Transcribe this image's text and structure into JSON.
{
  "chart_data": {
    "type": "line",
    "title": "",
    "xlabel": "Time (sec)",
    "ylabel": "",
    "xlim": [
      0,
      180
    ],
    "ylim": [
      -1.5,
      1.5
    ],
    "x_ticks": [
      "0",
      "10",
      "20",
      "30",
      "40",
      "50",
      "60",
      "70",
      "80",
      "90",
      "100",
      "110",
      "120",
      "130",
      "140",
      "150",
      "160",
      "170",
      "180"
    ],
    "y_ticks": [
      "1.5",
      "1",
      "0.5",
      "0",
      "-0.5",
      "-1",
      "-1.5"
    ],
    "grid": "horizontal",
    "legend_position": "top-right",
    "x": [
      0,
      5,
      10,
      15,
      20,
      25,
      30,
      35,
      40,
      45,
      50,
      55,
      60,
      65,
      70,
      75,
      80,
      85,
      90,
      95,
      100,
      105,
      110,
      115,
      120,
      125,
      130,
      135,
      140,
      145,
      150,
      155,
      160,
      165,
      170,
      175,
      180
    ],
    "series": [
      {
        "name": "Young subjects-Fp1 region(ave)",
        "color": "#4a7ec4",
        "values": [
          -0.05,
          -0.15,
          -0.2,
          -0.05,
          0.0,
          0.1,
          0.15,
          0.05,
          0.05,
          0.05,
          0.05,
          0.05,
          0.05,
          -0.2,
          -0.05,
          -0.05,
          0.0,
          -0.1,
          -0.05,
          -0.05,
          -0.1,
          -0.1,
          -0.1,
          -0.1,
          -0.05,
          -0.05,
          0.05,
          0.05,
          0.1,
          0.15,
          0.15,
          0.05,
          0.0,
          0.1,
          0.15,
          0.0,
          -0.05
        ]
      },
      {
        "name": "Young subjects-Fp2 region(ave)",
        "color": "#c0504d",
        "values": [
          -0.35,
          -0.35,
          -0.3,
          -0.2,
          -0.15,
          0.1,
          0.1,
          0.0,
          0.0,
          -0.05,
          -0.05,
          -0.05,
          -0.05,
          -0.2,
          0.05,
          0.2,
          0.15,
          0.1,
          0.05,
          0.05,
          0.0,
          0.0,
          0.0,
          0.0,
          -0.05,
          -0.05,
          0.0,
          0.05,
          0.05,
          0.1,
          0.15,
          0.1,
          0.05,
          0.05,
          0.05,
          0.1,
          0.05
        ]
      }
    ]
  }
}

━━━━━━━━━━

→ **Problem to solve**:
Return all the lines that contain the string "name".

→ **Finished answer**:
        "name": "Young subjects-Fp1 region(ave)",
        "name": "Young subjects-Fp2 region(ave)",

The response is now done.